# Start of Listing

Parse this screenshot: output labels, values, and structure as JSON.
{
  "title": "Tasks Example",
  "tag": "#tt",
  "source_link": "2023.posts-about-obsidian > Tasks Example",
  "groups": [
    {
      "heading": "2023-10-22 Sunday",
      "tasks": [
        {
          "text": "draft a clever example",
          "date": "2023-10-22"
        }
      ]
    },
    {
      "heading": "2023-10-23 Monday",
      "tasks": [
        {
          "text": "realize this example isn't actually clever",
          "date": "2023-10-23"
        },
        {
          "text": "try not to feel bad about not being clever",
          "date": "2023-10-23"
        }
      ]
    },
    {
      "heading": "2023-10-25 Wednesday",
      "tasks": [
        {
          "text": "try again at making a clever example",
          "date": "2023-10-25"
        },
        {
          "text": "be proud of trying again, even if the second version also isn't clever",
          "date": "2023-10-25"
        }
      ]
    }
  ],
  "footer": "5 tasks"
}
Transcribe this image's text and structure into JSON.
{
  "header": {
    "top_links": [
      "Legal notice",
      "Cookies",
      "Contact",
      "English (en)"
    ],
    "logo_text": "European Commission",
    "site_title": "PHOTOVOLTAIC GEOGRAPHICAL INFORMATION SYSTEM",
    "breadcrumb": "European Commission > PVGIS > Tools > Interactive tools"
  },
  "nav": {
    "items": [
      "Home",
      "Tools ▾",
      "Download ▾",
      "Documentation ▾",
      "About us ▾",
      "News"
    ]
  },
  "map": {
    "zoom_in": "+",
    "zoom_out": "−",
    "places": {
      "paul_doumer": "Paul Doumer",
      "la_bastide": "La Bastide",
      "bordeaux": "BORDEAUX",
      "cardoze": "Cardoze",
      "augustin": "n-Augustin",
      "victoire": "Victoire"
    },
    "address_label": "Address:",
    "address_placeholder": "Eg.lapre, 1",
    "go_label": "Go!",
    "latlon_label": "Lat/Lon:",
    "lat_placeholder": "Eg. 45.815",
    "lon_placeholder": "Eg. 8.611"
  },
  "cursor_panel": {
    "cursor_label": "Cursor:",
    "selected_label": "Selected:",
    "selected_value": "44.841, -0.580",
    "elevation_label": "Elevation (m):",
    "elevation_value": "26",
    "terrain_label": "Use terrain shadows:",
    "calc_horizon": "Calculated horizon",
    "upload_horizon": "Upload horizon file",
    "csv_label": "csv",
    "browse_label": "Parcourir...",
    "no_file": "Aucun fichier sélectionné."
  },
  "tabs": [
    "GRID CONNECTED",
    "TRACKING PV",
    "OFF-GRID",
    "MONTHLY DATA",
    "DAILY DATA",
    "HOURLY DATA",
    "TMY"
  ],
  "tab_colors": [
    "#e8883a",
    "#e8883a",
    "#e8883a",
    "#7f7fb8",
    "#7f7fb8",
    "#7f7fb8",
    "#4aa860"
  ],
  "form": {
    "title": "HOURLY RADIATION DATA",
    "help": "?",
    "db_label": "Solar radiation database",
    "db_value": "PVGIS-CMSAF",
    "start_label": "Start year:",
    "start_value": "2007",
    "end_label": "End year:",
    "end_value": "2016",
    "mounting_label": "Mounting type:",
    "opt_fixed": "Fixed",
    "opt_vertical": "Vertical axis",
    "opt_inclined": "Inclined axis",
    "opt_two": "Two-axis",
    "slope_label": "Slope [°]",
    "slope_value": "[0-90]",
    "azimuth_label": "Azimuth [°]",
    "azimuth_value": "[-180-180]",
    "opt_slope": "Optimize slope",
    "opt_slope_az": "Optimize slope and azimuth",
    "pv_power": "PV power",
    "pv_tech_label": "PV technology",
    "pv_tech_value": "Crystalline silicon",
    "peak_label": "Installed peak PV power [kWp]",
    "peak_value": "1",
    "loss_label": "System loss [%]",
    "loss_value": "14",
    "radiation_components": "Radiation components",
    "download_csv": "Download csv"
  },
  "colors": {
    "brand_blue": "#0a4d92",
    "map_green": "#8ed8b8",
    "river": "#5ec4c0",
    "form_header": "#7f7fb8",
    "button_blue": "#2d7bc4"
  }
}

# End of Listing

From the material above, copy each line that includes the word "structure".

■ Written response
Parse this screenshot: output labels, values, and structure as JSON.
Transcribe this image's text and structure into JSON.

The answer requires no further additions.